### Instructions for the task
Only the number is wanted: tally the lines below that contain the word "data".

•••

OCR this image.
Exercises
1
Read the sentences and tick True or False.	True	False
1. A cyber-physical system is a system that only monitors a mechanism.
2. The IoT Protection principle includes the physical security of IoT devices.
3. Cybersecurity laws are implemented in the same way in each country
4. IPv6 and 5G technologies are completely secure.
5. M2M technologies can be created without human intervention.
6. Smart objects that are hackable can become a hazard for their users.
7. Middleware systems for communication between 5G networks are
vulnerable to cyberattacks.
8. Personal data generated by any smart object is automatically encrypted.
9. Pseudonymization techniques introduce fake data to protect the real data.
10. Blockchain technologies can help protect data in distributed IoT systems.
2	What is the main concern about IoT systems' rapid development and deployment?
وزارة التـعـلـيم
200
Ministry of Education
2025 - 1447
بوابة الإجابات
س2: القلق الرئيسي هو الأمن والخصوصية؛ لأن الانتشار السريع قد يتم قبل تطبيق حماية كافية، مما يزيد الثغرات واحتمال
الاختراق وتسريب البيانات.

•••

### Finished task
3